Task instructions: Everything in the listing should be restated word for word.

[Records from a data collection]
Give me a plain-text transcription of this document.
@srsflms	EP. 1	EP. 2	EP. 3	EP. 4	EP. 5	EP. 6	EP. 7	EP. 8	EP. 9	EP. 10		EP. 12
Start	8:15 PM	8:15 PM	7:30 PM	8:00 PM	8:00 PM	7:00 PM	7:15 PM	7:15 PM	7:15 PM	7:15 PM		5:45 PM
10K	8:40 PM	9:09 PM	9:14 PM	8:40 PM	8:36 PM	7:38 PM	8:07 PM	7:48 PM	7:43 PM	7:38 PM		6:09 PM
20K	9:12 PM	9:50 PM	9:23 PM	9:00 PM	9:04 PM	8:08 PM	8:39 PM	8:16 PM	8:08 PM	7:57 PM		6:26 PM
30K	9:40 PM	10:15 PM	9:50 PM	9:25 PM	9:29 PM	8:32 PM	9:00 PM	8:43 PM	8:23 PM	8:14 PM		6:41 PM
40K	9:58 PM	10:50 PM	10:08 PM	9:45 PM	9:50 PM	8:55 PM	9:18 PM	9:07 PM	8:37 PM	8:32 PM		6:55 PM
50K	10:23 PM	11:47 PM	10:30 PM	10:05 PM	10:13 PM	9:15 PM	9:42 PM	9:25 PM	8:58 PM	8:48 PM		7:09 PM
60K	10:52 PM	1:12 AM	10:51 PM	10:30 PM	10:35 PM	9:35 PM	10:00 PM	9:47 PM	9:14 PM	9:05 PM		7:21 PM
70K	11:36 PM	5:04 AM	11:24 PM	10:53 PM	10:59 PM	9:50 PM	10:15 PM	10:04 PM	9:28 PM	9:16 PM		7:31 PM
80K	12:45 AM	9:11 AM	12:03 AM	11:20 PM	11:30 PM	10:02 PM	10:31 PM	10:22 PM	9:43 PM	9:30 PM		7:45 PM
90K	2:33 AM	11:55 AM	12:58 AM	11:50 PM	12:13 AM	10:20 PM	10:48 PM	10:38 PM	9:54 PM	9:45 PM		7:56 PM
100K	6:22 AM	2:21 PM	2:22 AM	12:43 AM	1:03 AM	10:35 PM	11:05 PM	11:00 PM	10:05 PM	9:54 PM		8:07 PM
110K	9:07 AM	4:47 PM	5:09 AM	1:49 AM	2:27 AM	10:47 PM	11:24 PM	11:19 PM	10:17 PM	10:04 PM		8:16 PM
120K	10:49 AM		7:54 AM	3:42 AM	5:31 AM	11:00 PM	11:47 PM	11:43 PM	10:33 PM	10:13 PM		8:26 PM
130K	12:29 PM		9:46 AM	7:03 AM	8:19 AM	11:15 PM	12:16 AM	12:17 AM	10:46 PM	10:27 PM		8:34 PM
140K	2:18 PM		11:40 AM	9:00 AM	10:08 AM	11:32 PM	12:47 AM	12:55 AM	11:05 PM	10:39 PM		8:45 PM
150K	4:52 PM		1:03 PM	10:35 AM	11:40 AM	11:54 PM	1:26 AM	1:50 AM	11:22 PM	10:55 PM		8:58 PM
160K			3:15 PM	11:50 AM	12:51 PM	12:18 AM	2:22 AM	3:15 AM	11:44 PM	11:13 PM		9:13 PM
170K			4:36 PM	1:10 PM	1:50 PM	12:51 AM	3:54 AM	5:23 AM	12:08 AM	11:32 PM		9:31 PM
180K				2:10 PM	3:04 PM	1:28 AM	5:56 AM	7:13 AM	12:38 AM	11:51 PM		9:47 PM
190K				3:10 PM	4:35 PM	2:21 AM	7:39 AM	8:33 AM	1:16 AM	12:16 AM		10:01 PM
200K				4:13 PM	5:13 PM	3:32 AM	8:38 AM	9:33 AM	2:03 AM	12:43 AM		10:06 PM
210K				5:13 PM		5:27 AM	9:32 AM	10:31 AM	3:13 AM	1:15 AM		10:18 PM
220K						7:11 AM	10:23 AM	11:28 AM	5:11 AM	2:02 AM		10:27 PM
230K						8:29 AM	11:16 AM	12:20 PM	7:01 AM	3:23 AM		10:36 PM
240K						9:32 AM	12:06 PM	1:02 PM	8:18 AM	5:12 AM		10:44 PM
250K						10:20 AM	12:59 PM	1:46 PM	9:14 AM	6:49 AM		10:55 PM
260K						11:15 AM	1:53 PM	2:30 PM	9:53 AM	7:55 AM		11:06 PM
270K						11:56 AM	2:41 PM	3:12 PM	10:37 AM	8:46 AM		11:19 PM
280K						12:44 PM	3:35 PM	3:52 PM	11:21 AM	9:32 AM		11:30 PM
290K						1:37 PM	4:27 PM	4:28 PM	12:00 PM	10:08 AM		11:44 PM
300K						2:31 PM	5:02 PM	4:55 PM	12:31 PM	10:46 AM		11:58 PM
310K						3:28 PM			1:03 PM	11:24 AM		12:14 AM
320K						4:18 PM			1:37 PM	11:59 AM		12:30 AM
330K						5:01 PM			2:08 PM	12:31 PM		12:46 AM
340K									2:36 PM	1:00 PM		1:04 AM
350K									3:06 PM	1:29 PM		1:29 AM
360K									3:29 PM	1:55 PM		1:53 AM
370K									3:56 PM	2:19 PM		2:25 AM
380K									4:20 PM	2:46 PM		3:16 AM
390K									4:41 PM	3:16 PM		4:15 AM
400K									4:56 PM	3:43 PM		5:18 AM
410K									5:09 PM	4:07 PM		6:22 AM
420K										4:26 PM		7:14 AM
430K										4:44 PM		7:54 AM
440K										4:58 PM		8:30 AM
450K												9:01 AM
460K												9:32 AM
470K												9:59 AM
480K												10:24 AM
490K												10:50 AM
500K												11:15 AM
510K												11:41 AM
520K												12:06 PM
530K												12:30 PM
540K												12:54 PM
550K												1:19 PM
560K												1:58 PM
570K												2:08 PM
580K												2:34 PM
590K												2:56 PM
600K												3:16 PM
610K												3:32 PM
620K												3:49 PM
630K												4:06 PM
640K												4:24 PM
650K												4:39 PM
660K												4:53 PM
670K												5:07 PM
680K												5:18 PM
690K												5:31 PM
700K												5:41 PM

Output below:
Give me a plain-text transcription of this document.
@srsflms	EP. 1	EP. 2	EP. 3	EP. 4	EP. 5	EP. 6	EP. 7	EP. 8	EP. 9	EP. 10		EP. 12
Start	8:15 PM	8:15 PM	7:30 PM	8:00 PM	8:00 PM	7:00 PM	7:15 PM	7:15 PM	7:15 PM	7:15 PM		5:45 PM
10K	8:40 PM	9:09 PM	9:14 PM	8:40 PM	8:36 PM	7:38 PM	8:07 PM	7:48 PM	7:43 PM	7:38 PM		6:09 PM
20K	9:12 PM	9:50 PM	9:23 PM	9:00 PM	9:04 PM	8:08 PM	8:39 PM	8:16 PM	8:08 PM	7:57 PM		6:26 PM
30K	9:40 PM	10:15 PM	9:50 PM	9:25 PM	9:29 PM	8:32 PM	9:00 PM	8:43 PM	8:23 PM	8:14 PM		6:41 PM
40K	9:58 PM	10:50 PM	10:08 PM	9:45 PM	9:50 PM	8:55 PM	9:18 PM	9:07 PM	8:37 PM	8:32 PM		6:55 PM
50K	10:23 PM	11:47 PM	10:30 PM	10:05 PM	10:13 PM	9:15 PM	9:42 PM	9:25 PM	8:58 PM	8:48 PM		7:09 PM
60K	10:52 PM	1:12 AM	10:51 PM	10:30 PM	10:35 PM	9:35 PM	10:00 PM	9:47 PM	9:14 PM	9:05 PM		7:21 PM
70K	11:36 PM	5:04 AM	11:24 PM	10:53 PM	10:59 PM	9:50 PM	10:15 PM	10:04 PM	9:28 PM	9:16 PM		7:31 PM
80K	12:45 AM	9:11 AM	12:03 AM	11:20 PM	11:30 PM	10:02 PM	10:31 PM	10:22 PM	9:43 PM	9:30 PM		7:45 PM
90K	2:33 AM	11:55 AM	12:58 AM	11:50 PM	12:13 AM	10:20 PM	10:48 PM	10:38 PM	9:54 PM	9:45 PM		7:56 PM
100K	6:22 AM	2:21 PM	2:22 AM	12:43 AM	1:03 AM	10:35 PM	11:05 PM	11:00 PM	10:05 PM	9:54 PM		8:07 PM
110K	9:07 AM	4:47 PM	5:09 AM	1:49 AM	2:27 AM	10:47 PM	11:24 PM	11:19 PM	10:17 PM	10:04 PM		8:16 PM
120K	10:49 AM		7:54 AM	3:42 AM	5:31 AM	11:00 PM	11:47 PM	11:43 PM	10:33 PM	10:13 PM		8:26 PM
130K	12:29 PM		9:46 AM	7:03 AM	8:19 AM	11:15 PM	12:16 AM	12:17 AM	10:46 PM	10:27 PM		8:34 PM
140K	2:18 PM		11:40 AM	9:00 AM	10:08 AM	11:32 PM	12:47 AM	12:55 AM	11:05 PM	10:39 PM		8:45 PM
150K	4:52 PM		1:03 PM	10:35 AM	11:40 AM	11:54 PM	1:26 AM	1:50 AM	11:22 PM	10:55 PM		8:58 PM
160K			3:15 PM	11:50 AM	12:51 PM	12:18 AM	2:22 AM	3:15 AM	11:44 PM	11:13 PM		9:13 PM
170K			4:36 PM	1:10 PM	1:50 PM	12:51 AM	3:54 AM	5:23 AM	12:08 AM	11:32 PM		9:31 PM
180K				2:10 PM	3:04 PM	1:28 AM	5:56 AM	7:13 AM	12:38 AM	11:51 PM		9:47 PM
190K				3:10 PM	4:35 PM	2:21 AM	7:39 AM	8:33 AM	1:16 AM	12:16 AM		10:01 PM
200K				4:13 PM	5:13 PM	3:32 AM	8:38 AM	9:33 AM	2:03 AM	12:43 AM		10:06 PM
210K				5:13 PM		5:27 AM	9:32 AM	10:31 AM	3:13 AM	1:15 AM		10:18 PM
220K						7:11 AM	10:23 AM	11:28 AM	5:11 AM	2:02 AM		10:27 PM
230K						8:29 AM	11:16 AM	12:20 PM	7:01 AM	3:23 AM		10:36 PM
240K						9:32 AM	12:06 PM	1:02 PM	8:18 AM	5:12 AM		10:44 PM
250K						10:20 AM	12:59 PM	1:46 PM	9:14 AM	6:49 AM		10:55 PM
260K						11:15 AM	1:53 PM	2:30 PM	9:53 AM	7:55 AM		11:06 PM
270K						11:56 AM	2:41 PM	3:12 PM	10:37 AM	8:46 AM		11:19 PM
280K						12:44 PM	3:35 PM	3:52 PM	11:21 AM	9:32 AM		11:30 PM
290K						1:37 PM	4:27 PM	4:28 PM	12:00 PM	10:08 AM		11:44 PM
300K						2:31 PM	5:02 PM	4:55 PM	12:31 PM	10:46 AM		11:58 PM
310K						3:28 PM			1:03 PM	11:24 AM		12:14 AM
320K						4:18 PM			1:37 PM	11:59 AM		12:30 AM
330K						5:01 PM			2:08 PM	12:31 PM		12:46 AM
340K									2:36 PM	1:00 PM		1:04 AM
350K									3:06 PM	1:29 PM		1:29 AM
360K									3:29 PM	1:55 PM		1:53 AM
370K									3:56 PM	2:19 PM		2:25 AM
380K									4:20 PM	2:46 PM		3:16 AM
390K									4:41 PM	3:16 PM		4:15 AM
400K									4:56 PM	3:43 PM		5:18 AM
410K									5:09 PM	4:07 PM		6:22 AM
420K										4:26 PM		7:14 AM
430K										4:44 PM		7:54 AM
440K										4:58 PM		8:30 AM
450K												9:01 AM
460K												9:32 AM
470K												9:59 AM
480K												10:24 AM
490K												10:50 AM
500K												11:15 AM
510K												11:41 AM
520K												12:06 PM
530K												12:30 PM
540K												12:54 PM
550K												1:19 PM
560K												1:58 PM
570K												2:08 PM
580K												2:34 PM
590K												2:56 PM
600K												3:16 PM
610K												3:32 PM
620K												3:49 PM
630K												4:06 PM
640K												4:24 PM
650K												4:39 PM
660K												4:53 PM
670K												5:07 PM
680K												5:18 PM
690K												5:31 PM
700K												5:41 PM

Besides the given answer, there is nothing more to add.